◆ ASSIGNMENT ◆
The answer should be each line of the records that contains the word "panels"; please copy them all.

[Records from a data collection]

+++++

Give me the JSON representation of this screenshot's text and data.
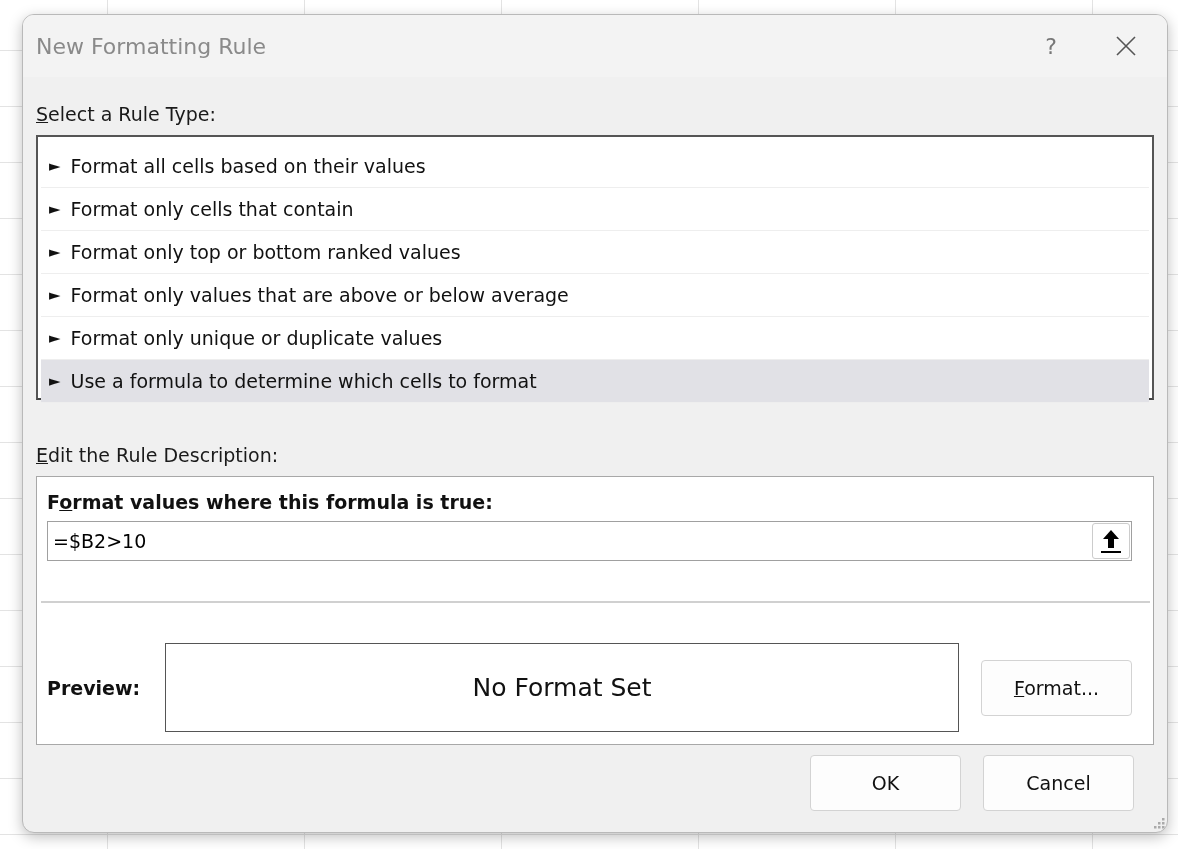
{
  "window": {
    "title": "New Formatting Rule",
    "help": "?"
  },
  "rule_type": {
    "label": {
      "key": "S",
      "post": "elect a Rule Type:"
    },
    "items": [
      {
        "label": "Format all cells based on their values",
        "selected": false
      },
      {
        "label": "Format only cells that contain",
        "selected": false
      },
      {
        "label": "Format only top or bottom ranked values",
        "selected": false
      },
      {
        "label": "Format only values that are above or below average",
        "selected": false
      },
      {
        "label": "Format only unique or duplicate values",
        "selected": false
      },
      {
        "label": "Use a formula to determine which cells to format",
        "selected": true
      }
    ],
    "bullet": "►"
  },
  "description": {
    "label": {
      "key": "E",
      "post": "dit the Rule Description:"
    },
    "formula_label": {
      "pre": "F",
      "key": "o",
      "post": "rmat values where this formula is true:"
    },
    "formula": "=$B2>10",
    "preview_label": "Preview:",
    "preview_text": "No Format Set",
    "format_button": {
      "key": "F",
      "post": "ormat..."
    }
  },
  "buttons": [
    "OK",
    "Cancel"
  ]
}
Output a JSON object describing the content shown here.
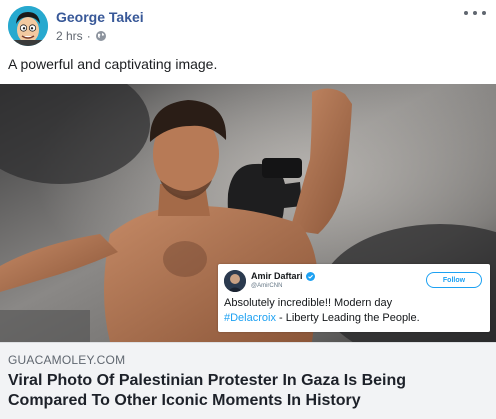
{
  "post": {
    "author": "George Takei",
    "timestamp": "2 hrs",
    "separator": "·",
    "privacy_icon": "globe-icon",
    "more_icon": "more-options-icon",
    "text": "A powerful and captivating image."
  },
  "photo": {
    "icon": "protester-photo"
  },
  "tweet": {
    "name": "Amir Daftari",
    "handle": "@AmirCNN",
    "follow_label": "Follow",
    "text_line1": "Absolutely incredible!!  Modern day",
    "hashtag": "#Delacroix",
    "text_rest": " - Liberty Leading the People.",
    "accent": "#1da1f2"
  },
  "link": {
    "domain": "GUACAMOLEY.COM",
    "title": "Viral Photo Of Palestinian Protester In Gaza Is Being Compared To Other Iconic Moments In History"
  },
  "colors": {
    "author_link": "#385898",
    "preview_bg": "#f2f3f5"
  }
}
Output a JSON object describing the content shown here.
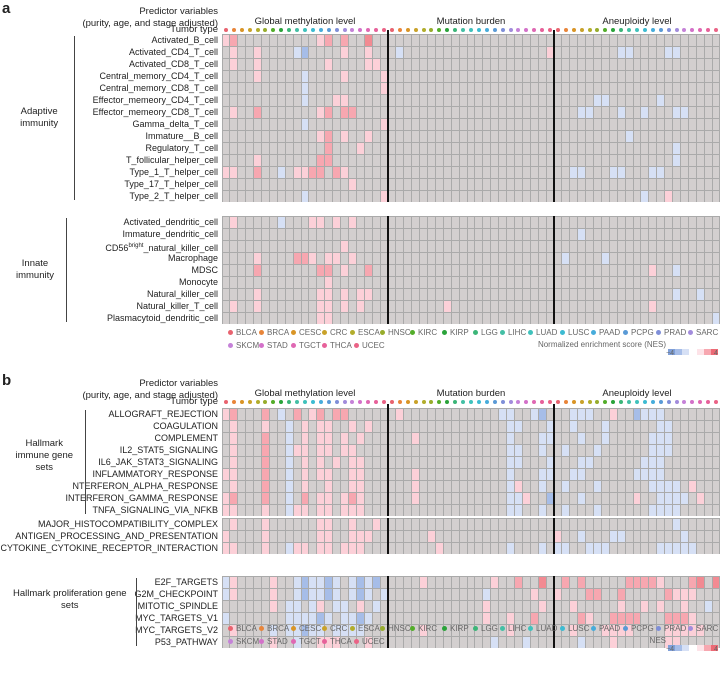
{
  "panels": [
    {
      "letter": "a",
      "header": {
        "line1": "Predictor variables",
        "line2": "(purity, age, and stage adjusted)",
        "tumor_type": "Tumor type"
      },
      "sections": [
        "Global methylation level",
        "Mutation burden",
        "Aneuploidy level"
      ],
      "blocks": [
        {
          "group": "Adaptive immunity",
          "rows": [
            "Activated_B_cell",
            "Activated_CD4_T_cell",
            "Activated_CD8_T_cell",
            "Central_memory_CD4_T_cell",
            "Central_memory_CD8_T_cell",
            "Effector_memeory_CD4_T_cell",
            "Effector_memeory_CD8_T_cell",
            "Gamma_delta_T_cell",
            "Immature__B_cell",
            "Regulatory_T_cell",
            "T_follicular_helper_cell",
            "Type_1_T_helper_cell",
            "Type_17_T_helper_cell",
            "Type_2_T_helper_cell"
          ],
          "matrix": [
            "120000000000120200300000000000000000000000000000000000000000000",
            "010010000-1-200001001000-1000000000000000000100000000-1-10000-1-100000",
            "010010000000010000110000000000000000000000000000000000000000000",
            "0000100000-1000010000100000000000000000000000000000000000000000",
            "0000000000-1000000000100000000000000000000000000000000000000000",
            "0000000000-1000110000000000000000000000000000000-1-1000000-1000",
            "010020000000120220000000000000000000000000000-1-1000-100-1000-1-1000",
            "0000000000-1000000000100000000000000000000000000000000000000000",
            "000000000000120100100000000000000000000000000000000-1000000000",
            "000000000000020001000000000000000000000000000000000000000-1000",
            "000010000000220000000000000000000000000000000000000000000-1000",
            "1100200-1011220210000000000000000000000000000-1-1000-1-1000-1-1000",
            "000000000000000010000000000000000000000000000000000000000000000",
            "0000000000-1000000000100000000000000000000000000000000-100100000"
          ]
        },
        {
          "group": "Innate immunity",
          "rows": [
            "Activated_dendritic_cell",
            "Immature_dendritic_cell",
            "CD56bright_natural_killer_cell",
            "Macrophage",
            "MDSC",
            "Monocyte",
            "Natural_killer_cell",
            "Natural_killer_T_cell",
            "Plasmacytoid_dendritic_cell"
          ],
          "matrix": [
            "0100000-10001101010000000000000000000000000000000000000000000000",
            "000000000000000000000000000000000000000000000-1000000000000000",
            "000000000000000100000000000000000000000000000000000000000000000",
            "0000100002210110100000000000000000000000000-10000-100000000000",
            "000020000000220100200000000000000000000000000000000000100-10000",
            "000000000000010000000000000000000000000000000000000000000000000",
            "000010000000110101100000000000000000000000000000000000000-100-10",
            "010010000000110101000000000010000000000000000000000000100000000",
            "00000000000011000000000000000000000000000000000000000000000000-1"
          ]
        }
      ],
      "legend": {
        "colorbar_label": "Normalized enrichment score (NES)",
        "min": "−4",
        "max": "4"
      }
    },
    {
      "letter": "b",
      "header": {
        "line1": "Predictor variables",
        "line2": "(purity, age, and stage adjusted)",
        "tumor_type": "Tumor type"
      },
      "sections": [
        "Global methylation level",
        "Mutation burden",
        "Aneuploidy level"
      ],
      "blocks": [
        {
          "group": "Hallmark immune gene sets",
          "rows": [
            "ALLOGRAFT_REJECTION",
            "COAGULATION",
            "COMPLEMENT",
            "IL2_STAT5_SIGNALING",
            "IL6_JAK_STAT3_SIGNALING",
            "INFLAMMATORY_RESPONSE",
            "NTERFERON_ALPHA_RESPONSE",
            "INTERFERON_GAMMA_RESPONSE",
            "TNFA_SIGNALING_VIA_NFKB"
          ],
          "matrix": [
            "1200020-1020120220000001000000000000-1-100-1-2000-1-1-100100-2-1-1-100",
            "01000100-1010110010100000000000000000-1-1000-100-1000-1000000-1-100",
            "01000200-1010110101000000100000000000-1000-1-1000-100-100000-1-1-100",
            "01000200-1110110110000000000000000000-1-100-100-1000-1000000-1-1-100",
            "01000200-1010101011000000000000000000-1-1000-1000-1-1000000-1-1-100",
            "11000200-1010110011000000100000000000-1000-1-100-1-1000000-1-1-1-100",
            "01000200-1010010011000000100000000000-1100-100-1000-1000000-1-1-1-101",
            "12000200-1020110121000000100000000000-1-1100-2000-1000000100-1-1-1-101",
            "11000100-1110110111000000000000000000-1-100-100-1000-1000000-1-1-1-100"
          ]
        },
        {
          "group": "",
          "rows": [
            "MAJOR_HISTOCOMPATIBILITY_COMPLEX",
            "ANTIGEN_PROCESSING_AND_PRESENTATION",
            "CYTOKINE_CYTOKINE_RECEPTOR_INTERACTION"
          ],
          "matrix": [
            "010001000000110010010000000000000000000000000000000000000-10000",
            "100001000000110011100000001000000000000000100-1000-1-10000000-1000",
            "11000100-1110110111000000000100000000-1000-10-1-100-1-1-1000000-1-1-1-1-1"
          ]
        },
        {
          "group": "Hallmark proliferation gene sets",
          "rows": [
            "E2F_TARGETS",
            "G2M_CHECKPOINT",
            "MITOTIC_SPINDLE",
            "MYC_TARGETS_V1",
            "MYC_TARGETS_V2",
            "P53_PATHWAY"
          ],
          "matrix": [
            "-110000100-1-2-1-1-2-10-1-2-1-20000010000000010020030020200000222210002303000011100",
            "-110000100-1-2-1-1-2-10-1-2-10-1000000000000-10000010010002200200000211100030300001000",
            "00000010-1-10-110-1-1010-100000000000001000000100010000010010100100-1000000-10",
            "-10000000-1-1-1-1-2-10-1-1-2-10000000000000010010020000021002222000222100",
            "010000-10-1-1-2-1-10-1-1-1-1000000010000000000100000001000111100001111100",
            "000000100-1001110001000000000000000-1000-1000000-1000100000011000000-100-1-1-1-1000"
          ]
        }
      ],
      "legend": {
        "colorbar_label": "NES",
        "min": "−4",
        "max": "4"
      }
    }
  ],
  "tumor_types": [
    {
      "name": "BLCA",
      "color": "#e8636f"
    },
    {
      "name": "BRCA",
      "color": "#e8853a"
    },
    {
      "name": "CESC",
      "color": "#d99526"
    },
    {
      "name": "CRC",
      "color": "#c9a22a"
    },
    {
      "name": "ESCA",
      "color": "#b2ad2c"
    },
    {
      "name": "HNSC",
      "color": "#97ac2c"
    },
    {
      "name": "KIRC",
      "color": "#53ad2a"
    },
    {
      "name": "KIRP",
      "color": "#2aa33a"
    },
    {
      "name": "LGG",
      "color": "#3bb578"
    },
    {
      "name": "LIHC",
      "color": "#44bfa5"
    },
    {
      "name": "LUAD",
      "color": "#3fc2bc"
    },
    {
      "name": "LUSC",
      "color": "#3dbbd2"
    },
    {
      "name": "PAAD",
      "color": "#47acdb"
    },
    {
      "name": "PCPG",
      "color": "#5a9ad6"
    },
    {
      "name": "PRAD",
      "color": "#7f8fd8"
    },
    {
      "name": "SARC",
      "color": "#a28cdc"
    },
    {
      "name": "SKCM",
      "color": "#c582d8"
    },
    {
      "name": "STAD",
      "color": "#d371c9"
    },
    {
      "name": "TGCT",
      "color": "#df68b3"
    },
    {
      "name": "THCA",
      "color": "#e7619a"
    },
    {
      "name": "UCEC",
      "color": "#ea6386"
    }
  ],
  "colors": {
    "neutral": "#d3cfcf",
    "pos1": "#fcd0d8",
    "pos2": "#f7a7b0",
    "pos3": "#f28a92",
    "neg1": "#d6e0f5",
    "neg2": "#a6bde8"
  },
  "chart_data": [
    {
      "type": "heatmap",
      "title": "a",
      "x_groups": [
        "Global methylation level",
        "Mutation burden",
        "Aneuploidy level"
      ],
      "x_categories_per_group": [
        "BLCA",
        "BRCA",
        "CESC",
        "CRC",
        "ESCA",
        "HNSC",
        "KIRC",
        "KIRP",
        "LGG",
        "LIHC",
        "LUAD",
        "LUSC",
        "PAAD",
        "PCPG",
        "PRAD",
        "SARC",
        "SKCM",
        "STAD",
        "TGCT",
        "THCA",
        "UCEC"
      ],
      "value_scale": "NES levels: -2 strong negative, -1 weak negative, 0 not significant, 1 weak positive, 2 moderate positive, 3 strong positive",
      "colorbar": {
        "label": "Normalized enrichment score (NES)",
        "range": [
          -4,
          4
        ]
      },
      "note": "Row values in panels[0].blocks[].matrix"
    },
    {
      "type": "heatmap",
      "title": "b",
      "x_groups": [
        "Global methylation level",
        "Mutation burden",
        "Aneuploidy level"
      ],
      "x_categories_per_group": [
        "BLCA",
        "BRCA",
        "CESC",
        "CRC",
        "ESCA",
        "HNSC",
        "KIRC",
        "KIRP",
        "LGG",
        "LIHC",
        "LUAD",
        "LUSC",
        "PAAD",
        "PCPG",
        "PRAD",
        "SARC",
        "SKCM",
        "STAD",
        "TGCT",
        "THCA",
        "UCEC"
      ],
      "colorbar": {
        "label": "NES",
        "range": [
          -4,
          4
        ]
      },
      "note": "Row values in panels[1].blocks[].matrix"
    }
  ]
}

+++++

◆ ANSWER TO THIS TASK ◆
  "panels": [
      "note": "Row values in panels[0].blocks[].matrix"
      "note": "Row values in panels[1].blocks[].matrix"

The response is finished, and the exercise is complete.